▶ DATASET ENTRIES

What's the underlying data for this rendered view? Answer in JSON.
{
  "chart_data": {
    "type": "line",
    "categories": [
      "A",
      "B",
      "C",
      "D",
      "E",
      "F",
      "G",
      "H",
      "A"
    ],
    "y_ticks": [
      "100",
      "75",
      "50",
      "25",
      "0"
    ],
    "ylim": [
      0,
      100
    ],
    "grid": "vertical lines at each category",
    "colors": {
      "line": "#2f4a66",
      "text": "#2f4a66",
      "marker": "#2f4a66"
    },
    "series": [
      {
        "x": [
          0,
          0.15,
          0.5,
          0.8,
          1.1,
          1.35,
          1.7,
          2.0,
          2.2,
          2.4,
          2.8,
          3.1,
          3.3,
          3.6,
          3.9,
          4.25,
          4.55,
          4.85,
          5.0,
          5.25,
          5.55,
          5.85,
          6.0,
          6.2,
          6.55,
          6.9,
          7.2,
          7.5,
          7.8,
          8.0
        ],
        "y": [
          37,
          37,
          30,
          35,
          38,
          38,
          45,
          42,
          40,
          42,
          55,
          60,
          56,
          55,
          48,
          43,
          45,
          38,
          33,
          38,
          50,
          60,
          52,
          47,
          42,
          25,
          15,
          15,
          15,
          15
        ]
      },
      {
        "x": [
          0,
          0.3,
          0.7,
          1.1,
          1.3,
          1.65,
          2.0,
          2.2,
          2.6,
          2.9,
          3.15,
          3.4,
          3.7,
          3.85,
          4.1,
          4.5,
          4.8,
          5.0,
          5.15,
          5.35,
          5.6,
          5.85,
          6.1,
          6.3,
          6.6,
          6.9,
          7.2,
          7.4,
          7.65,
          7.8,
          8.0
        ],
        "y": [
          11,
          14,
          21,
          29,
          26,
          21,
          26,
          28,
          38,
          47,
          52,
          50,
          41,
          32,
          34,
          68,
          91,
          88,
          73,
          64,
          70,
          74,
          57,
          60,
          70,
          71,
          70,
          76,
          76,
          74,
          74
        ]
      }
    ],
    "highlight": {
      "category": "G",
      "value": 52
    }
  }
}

▶ PROBLEM
Using the listing above, please repeat every entry exactly.

▶ THE REPLY
What's the underlying data for this rendered view? Answer in JSON.
{
  "chart_data": {
    "type": "line",
    "categories": [
      "A",
      "B",
      "C",
      "D",
      "E",
      "F",
      "G",
      "H",
      "A"
    ],
    "y_ticks": [
      "100",
      "75",
      "50",
      "25",
      "0"
    ],
    "ylim": [
      0,
      100
    ],
    "grid": "vertical lines at each category",
    "colors": {
      "line": "#2f4a66",
      "text": "#2f4a66",
      "marker": "#2f4a66"
    },
    "series": [
      {
        "x": [
          0,
          0.15,
          0.5,
          0.8,
          1.1,
          1.35,
          1.7,
          2.0,
          2.2,
          2.4,
          2.8,
          3.1,
          3.3,
          3.6,
          3.9,
          4.25,
          4.55,
          4.85,
          5.0,
          5.25,
          5.55,
          5.85,
          6.0,
          6.2,
          6.55,
          6.9,
          7.2,
          7.5,
          7.8,
          8.0
        ],
        "y": [
          37,
          37,
          30,
          35,
          38,
          38,
          45,
          42,
          40,
          42,
          55,
          60,
          56,
          55,
          48,
          43,
          45,
          38,
          33,
          38,
          50,
          60,
          52,
          47,
          42,
          25,
          15,
          15,
          15,
          15
        ]
      },
      {
        "x": [
          0,
          0.3,
          0.7,
          1.1,
          1.3,
          1.65,
          2.0,
          2.2,
          2.6,
          2.9,
          3.15,
          3.4,
          3.7,
          3.85,
          4.1,
          4.5,
          4.8,
          5.0,
          5.15,
          5.35,
          5.6,
          5.85,
          6.1,
          6.3,
          6.6,
          6.9,
          7.2,
          7.4,
          7.65,
          7.8,
          8.0
        ],
        "y": [
          11,
          14,
          21,
          29,
          26,
          21,
          26,
          28,
          38,
          47,
          52,
          50,
          41,
          32,
          34,
          68,
          91,
          88,
          73,
          64,
          70,
          74,
          57,
          60,
          70,
          71,
          70,
          76,
          76,
          74,
          74
        ]
      }
    ],
    "highlight": {
      "category": "G",
      "value": 52
    }
  }
}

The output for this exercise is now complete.